• Text block
****************************************
Power Rangers – 24 Seasons and Counting

23 Mar

Since the new big-budget Hollywood Power Rangers movie opens in theaters this Friday (March 24), I thought it would be a good time to celebrate the long-running TV franchise on which it’s based, especially since the 2015 and 2016 seasons, “Dino Charge” and “Dino Super Charge,” were among the best in the series yet. The first Power Rangers series, “Mighty Morphin Power Rangers,” premiered on local TV stations in the U.S. on August 28, 1993 and the franchise has continued with new seasons every year since. The most recent season, “Power Rangers Ninja Steel,” premiered on Nickelodeon on January 22 of this year and is currently up to episode #8.

Every Power Rangers season is based on a counterpart series in Japan from the Super Sentai franchise, starting with  “Kyoryu Sentai Zyuranger” (Dinosaur Squadron Beast Ranger, 1992), the 16th Sentai series and the basis for the first few seasons of “Mighty Morphin Power Rangers.”  (The franchise began in a slightly different form with “Goranger” in 1975 and in April 2015, I wrote about 40 Years of Sentai to commemorate that occasion.) The American version uses action footage and special effects scenes from the Japanese episodes, while intercutting newly shot scenes with American actors to play the characters when out of costume. The settings have been changed to American ones as well.

Mighty Morphin Power Rangers (1992)

Austin St. John as Jason, the Red Ranger, in Mighty Morphin Power Rangers

Walter Jones as Zack, the Black Ranger, in Mighty Morphin Power Rangers

Gradually, more and more new action scenes with the characters both in and out of costume were developed for the American version. At a certain point, the casts began to change with each new season, reflecting the production pattern in Japan, and the last member of the original Mighty Morphin cast, Jason David Frank, left the series during the 1997 season, “Power Rangers Turbo.” With “Power Rangers Ninja Storm” in 2003, the production shifted from America to New Zealand. Toei, the Japanese studio which produces the original sentai series, eventually shifted some production to New Zealand also as a means of sharing production facilities and costs with the American co-producers. Non-American actors, mostly from New Zealand but also from other regions, began to populate the Power Rangers casts as well, beginning with “Ninja Storm.”
****************************************
• Material supplied
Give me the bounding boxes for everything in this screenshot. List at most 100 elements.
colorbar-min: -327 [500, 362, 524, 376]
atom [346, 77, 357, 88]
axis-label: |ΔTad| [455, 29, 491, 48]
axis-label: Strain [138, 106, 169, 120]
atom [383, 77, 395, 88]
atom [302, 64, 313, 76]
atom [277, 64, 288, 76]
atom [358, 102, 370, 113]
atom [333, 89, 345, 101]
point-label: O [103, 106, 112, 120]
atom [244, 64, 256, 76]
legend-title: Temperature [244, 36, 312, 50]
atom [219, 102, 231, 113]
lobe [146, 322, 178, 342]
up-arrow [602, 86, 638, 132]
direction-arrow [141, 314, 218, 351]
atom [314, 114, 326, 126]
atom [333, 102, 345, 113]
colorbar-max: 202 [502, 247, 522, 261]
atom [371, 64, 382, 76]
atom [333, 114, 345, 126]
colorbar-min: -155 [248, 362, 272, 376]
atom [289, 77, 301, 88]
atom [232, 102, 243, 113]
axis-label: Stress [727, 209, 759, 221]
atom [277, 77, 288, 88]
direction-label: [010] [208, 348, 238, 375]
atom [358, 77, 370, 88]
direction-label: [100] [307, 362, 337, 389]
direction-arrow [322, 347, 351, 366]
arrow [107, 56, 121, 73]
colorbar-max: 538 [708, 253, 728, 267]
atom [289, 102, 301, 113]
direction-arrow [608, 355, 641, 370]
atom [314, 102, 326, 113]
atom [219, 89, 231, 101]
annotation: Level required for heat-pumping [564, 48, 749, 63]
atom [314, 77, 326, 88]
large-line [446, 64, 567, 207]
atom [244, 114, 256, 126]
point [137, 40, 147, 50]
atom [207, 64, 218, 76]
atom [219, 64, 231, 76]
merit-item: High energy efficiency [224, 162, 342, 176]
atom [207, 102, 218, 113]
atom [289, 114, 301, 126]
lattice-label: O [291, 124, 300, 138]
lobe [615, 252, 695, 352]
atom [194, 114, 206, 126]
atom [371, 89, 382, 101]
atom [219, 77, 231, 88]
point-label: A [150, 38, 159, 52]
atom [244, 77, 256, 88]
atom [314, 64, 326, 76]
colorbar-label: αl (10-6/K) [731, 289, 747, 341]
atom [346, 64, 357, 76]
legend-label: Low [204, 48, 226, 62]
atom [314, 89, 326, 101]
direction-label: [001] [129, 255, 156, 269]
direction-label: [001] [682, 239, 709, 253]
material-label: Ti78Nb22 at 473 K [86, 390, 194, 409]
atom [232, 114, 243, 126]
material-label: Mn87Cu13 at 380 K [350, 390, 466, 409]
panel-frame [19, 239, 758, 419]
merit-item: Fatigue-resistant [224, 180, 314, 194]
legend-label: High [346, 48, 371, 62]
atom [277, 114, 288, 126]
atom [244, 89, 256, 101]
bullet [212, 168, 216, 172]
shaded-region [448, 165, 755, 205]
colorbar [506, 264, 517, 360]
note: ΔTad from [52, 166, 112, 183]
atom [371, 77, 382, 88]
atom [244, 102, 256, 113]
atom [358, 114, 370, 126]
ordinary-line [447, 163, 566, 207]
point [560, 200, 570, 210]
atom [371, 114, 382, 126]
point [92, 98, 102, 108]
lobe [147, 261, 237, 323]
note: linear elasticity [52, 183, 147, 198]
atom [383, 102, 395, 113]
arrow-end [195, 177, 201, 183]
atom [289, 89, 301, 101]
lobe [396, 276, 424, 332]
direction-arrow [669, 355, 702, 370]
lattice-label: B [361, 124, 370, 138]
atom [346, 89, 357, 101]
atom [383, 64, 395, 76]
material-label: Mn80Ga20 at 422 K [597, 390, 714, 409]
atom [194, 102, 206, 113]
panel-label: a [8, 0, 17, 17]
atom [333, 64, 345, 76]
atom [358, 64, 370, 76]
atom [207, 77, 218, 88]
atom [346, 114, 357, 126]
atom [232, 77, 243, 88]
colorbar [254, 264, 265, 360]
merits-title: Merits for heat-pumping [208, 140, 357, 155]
****************************************
• About this task
From the Power Rangers article, quote word for word the stretch from "Since the new" through "to episode #8.".

• Answer to this exercise
Since the new big-budget Hollywood Power Rangers movie opens in theaters this Friday (March 24), I thought it would be a good time to celebrate the long-running TV franchise on which it’s based, especially since the 2015 and 2016 seasons, “Dino Charge” and “Dino Super Charge,” were among the best in the series yet. The first Power Rangers series, “Mighty Morphin Power Rangers,” premiered on local TV stations in the U.S. on August 28, 1993 and the franchise has continued with new seasons every year since. The most recent season, “Power Rangers Ninja Steel,” premiered on Nickelodeon on January 22 of this year and is currently up to episode #8.